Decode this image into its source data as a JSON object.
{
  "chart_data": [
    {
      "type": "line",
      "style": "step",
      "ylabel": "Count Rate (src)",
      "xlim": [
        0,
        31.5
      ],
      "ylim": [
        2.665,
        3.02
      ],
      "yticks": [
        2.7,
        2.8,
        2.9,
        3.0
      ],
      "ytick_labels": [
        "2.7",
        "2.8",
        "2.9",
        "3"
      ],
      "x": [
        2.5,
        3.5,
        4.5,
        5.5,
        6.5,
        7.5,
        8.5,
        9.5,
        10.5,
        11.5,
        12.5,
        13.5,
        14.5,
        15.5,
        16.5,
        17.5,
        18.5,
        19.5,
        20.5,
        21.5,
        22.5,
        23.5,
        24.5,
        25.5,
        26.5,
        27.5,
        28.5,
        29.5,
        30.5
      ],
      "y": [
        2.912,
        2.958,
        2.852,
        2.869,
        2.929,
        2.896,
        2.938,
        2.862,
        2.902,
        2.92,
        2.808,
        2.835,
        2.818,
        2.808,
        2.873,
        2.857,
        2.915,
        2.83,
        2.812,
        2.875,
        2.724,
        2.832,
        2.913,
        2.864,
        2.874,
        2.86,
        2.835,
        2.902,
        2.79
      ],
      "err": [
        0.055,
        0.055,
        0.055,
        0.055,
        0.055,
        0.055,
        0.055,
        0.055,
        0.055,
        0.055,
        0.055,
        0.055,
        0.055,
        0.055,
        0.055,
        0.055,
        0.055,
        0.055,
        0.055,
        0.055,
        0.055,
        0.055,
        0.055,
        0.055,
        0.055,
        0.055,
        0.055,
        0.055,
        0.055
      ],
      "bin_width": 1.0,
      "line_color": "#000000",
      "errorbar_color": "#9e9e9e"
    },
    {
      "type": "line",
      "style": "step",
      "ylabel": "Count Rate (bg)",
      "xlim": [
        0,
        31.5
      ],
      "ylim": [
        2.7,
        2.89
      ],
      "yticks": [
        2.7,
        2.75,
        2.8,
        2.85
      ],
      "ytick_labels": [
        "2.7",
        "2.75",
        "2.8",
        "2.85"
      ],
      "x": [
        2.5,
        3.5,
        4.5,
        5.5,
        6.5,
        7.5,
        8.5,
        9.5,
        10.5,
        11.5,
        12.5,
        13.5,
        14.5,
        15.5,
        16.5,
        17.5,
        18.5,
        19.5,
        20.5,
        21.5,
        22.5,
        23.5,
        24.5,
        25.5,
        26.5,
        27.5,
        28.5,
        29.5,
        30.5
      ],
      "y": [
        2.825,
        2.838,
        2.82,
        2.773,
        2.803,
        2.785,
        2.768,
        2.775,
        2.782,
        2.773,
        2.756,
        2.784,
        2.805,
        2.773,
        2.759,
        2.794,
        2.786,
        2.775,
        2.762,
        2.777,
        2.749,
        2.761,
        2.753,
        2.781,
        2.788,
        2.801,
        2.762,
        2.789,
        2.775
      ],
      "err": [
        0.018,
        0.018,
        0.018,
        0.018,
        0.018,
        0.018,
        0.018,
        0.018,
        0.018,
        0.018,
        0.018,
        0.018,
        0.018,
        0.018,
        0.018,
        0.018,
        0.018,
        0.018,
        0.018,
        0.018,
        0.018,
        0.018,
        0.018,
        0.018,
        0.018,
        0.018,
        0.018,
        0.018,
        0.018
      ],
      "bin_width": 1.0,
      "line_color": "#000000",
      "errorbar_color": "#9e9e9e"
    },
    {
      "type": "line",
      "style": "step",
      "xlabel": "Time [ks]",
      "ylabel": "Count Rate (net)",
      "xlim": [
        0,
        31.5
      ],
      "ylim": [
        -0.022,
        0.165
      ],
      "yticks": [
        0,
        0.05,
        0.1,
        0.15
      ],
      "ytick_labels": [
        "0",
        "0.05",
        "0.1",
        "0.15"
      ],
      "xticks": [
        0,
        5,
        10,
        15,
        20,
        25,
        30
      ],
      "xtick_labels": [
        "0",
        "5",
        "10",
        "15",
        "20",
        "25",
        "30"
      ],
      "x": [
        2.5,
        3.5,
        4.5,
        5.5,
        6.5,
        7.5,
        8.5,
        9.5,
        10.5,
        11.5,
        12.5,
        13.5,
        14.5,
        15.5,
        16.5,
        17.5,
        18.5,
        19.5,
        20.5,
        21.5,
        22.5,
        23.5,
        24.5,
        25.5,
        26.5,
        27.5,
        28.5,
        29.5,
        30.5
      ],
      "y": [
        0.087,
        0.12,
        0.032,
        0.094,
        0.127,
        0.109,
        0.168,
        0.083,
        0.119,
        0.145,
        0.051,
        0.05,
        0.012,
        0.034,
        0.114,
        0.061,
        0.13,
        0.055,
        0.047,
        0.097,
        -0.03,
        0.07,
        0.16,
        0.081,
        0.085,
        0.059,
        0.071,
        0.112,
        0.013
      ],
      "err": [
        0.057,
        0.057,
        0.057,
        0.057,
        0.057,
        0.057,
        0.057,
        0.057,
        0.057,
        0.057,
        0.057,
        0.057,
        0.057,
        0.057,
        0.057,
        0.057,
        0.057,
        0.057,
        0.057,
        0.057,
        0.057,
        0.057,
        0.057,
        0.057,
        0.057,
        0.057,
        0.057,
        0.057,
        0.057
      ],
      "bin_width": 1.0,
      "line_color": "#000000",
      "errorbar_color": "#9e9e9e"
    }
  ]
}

────────

§ **Job**
Print all of the entries again, exactly as written.

§ **Solved exercise**
Decode this image into its source data as a JSON object.
{
  "chart_data": [
    {
      "type": "line",
      "style": "step",
      "ylabel": "Count Rate (src)",
      "xlim": [
        0,
        31.5
      ],
      "ylim": [
        2.665,
        3.02
      ],
      "yticks": [
        2.7,
        2.8,
        2.9,
        3.0
      ],
      "ytick_labels": [
        "2.7",
        "2.8",
        "2.9",
        "3"
      ],
      "x": [
        2.5,
        3.5,
        4.5,
        5.5,
        6.5,
        7.5,
        8.5,
        9.5,
        10.5,
        11.5,
        12.5,
        13.5,
        14.5,
        15.5,
        16.5,
        17.5,
        18.5,
        19.5,
        20.5,
        21.5,
        22.5,
        23.5,
        24.5,
        25.5,
        26.5,
        27.5,
        28.5,
        29.5,
        30.5
      ],
      "y": [
        2.912,
        2.958,
        2.852,
        2.869,
        2.929,
        2.896,
        2.938,
        2.862,
        2.902,
        2.92,
        2.808,
        2.835,
        2.818,
        2.808,
        2.873,
        2.857,
        2.915,
        2.83,
        2.812,
        2.875,
        2.724,
        2.832,
        2.913,
        2.864,
        2.874,
        2.86,
        2.835,
        2.902,
        2.79
      ],
      "err": [
        0.055,
        0.055,
        0.055,
        0.055,
        0.055,
        0.055,
        0.055,
        0.055,
        0.055,
        0.055,
        0.055,
        0.055,
        0.055,
        0.055,
        0.055,
        0.055,
        0.055,
        0.055,
        0.055,
        0.055,
        0.055,
        0.055,
        0.055,
        0.055,
        0.055,
        0.055,
        0.055,
        0.055,
        0.055
      ],
      "bin_width": 1.0,
      "line_color": "#000000",
      "errorbar_color": "#9e9e9e"
    },
    {
      "type": "line",
      "style": "step",
      "ylabel": "Count Rate (bg)",
      "xlim": [
        0,
        31.5
      ],
      "ylim": [
        2.7,
        2.89
      ],
      "yticks": [
        2.7,
        2.75,
        2.8,
        2.85
      ],
      "ytick_labels": [
        "2.7",
        "2.75",
        "2.8",
        "2.85"
      ],
      "x": [
        2.5,
        3.5,
        4.5,
        5.5,
        6.5,
        7.5,
        8.5,
        9.5,
        10.5,
        11.5,
        12.5,
        13.5,
        14.5,
        15.5,
        16.5,
        17.5,
        18.5,
        19.5,
        20.5,
        21.5,
        22.5,
        23.5,
        24.5,
        25.5,
        26.5,
        27.5,
        28.5,
        29.5,
        30.5
      ],
      "y": [
        2.825,
        2.838,
        2.82,
        2.773,
        2.803,
        2.785,
        2.768,
        2.775,
        2.782,
        2.773,
        2.756,
        2.784,
        2.805,
        2.773,
        2.759,
        2.794,
        2.786,
        2.775,
        2.762,
        2.777,
        2.749,
        2.761,
        2.753,
        2.781,
        2.788,
        2.801,
        2.762,
        2.789,
        2.775
      ],
      "err": [
        0.018,
        0.018,
        0.018,
        0.018,
        0.018,
        0.018,
        0.018,
        0.018,
        0.018,
        0.018,
        0.018,
        0.018,
        0.018,
        0.018,
        0.018,
        0.018,
        0.018,
        0.018,
        0.018,
        0.018,
        0.018,
        0.018,
        0.018,
        0.018,
        0.018,
        0.018,
        0.018,
        0.018,
        0.018
      ],
      "bin_width": 1.0,
      "line_color": "#000000",
      "errorbar_color": "#9e9e9e"
    },
    {
      "type": "line",
      "style": "step",
      "xlabel": "Time [ks]",
      "ylabel": "Count Rate (net)",
      "xlim": [
        0,
        31.5
      ],
      "ylim": [
        -0.022,
        0.165
      ],
      "yticks": [
        0,
        0.05,
        0.1,
        0.15
      ],
      "ytick_labels": [
        "0",
        "0.05",
        "0.1",
        "0.15"
      ],
      "xticks": [
        0,
        5,
        10,
        15,
        20,
        25,
        30
      ],
      "xtick_labels": [
        "0",
        "5",
        "10",
        "15",
        "20",
        "25",
        "30"
      ],
      "x": [
        2.5,
        3.5,
        4.5,
        5.5,
        6.5,
        7.5,
        8.5,
        9.5,
        10.5,
        11.5,
        12.5,
        13.5,
        14.5,
        15.5,
        16.5,
        17.5,
        18.5,
        19.5,
        20.5,
        21.5,
        22.5,
        23.5,
        24.5,
        25.5,
        26.5,
        27.5,
        28.5,
        29.5,
        30.5
      ],
      "y": [
        0.087,
        0.12,
        0.032,
        0.094,
        0.127,
        0.109,
        0.168,
        0.083,
        0.119,
        0.145,
        0.051,
        0.05,
        0.012,
        0.034,
        0.114,
        0.061,
        0.13,
        0.055,
        0.047,
        0.097,
        -0.03,
        0.07,
        0.16,
        0.081,
        0.085,
        0.059,
        0.071,
        0.112,
        0.013
      ],
      "err": [
        0.057,
        0.057,
        0.057,
        0.057,
        0.057,
        0.057,
        0.057,
        0.057,
        0.057,
        0.057,
        0.057,
        0.057,
        0.057,
        0.057,
        0.057,
        0.057,
        0.057,
        0.057,
        0.057,
        0.057,
        0.057,
        0.057,
        0.057,
        0.057,
        0.057,
        0.057,
        0.057,
        0.057,
        0.057
      ],
      "bin_width": 1.0,
      "line_color": "#000000",
      "errorbar_color": "#9e9e9e"
    }
  ]
}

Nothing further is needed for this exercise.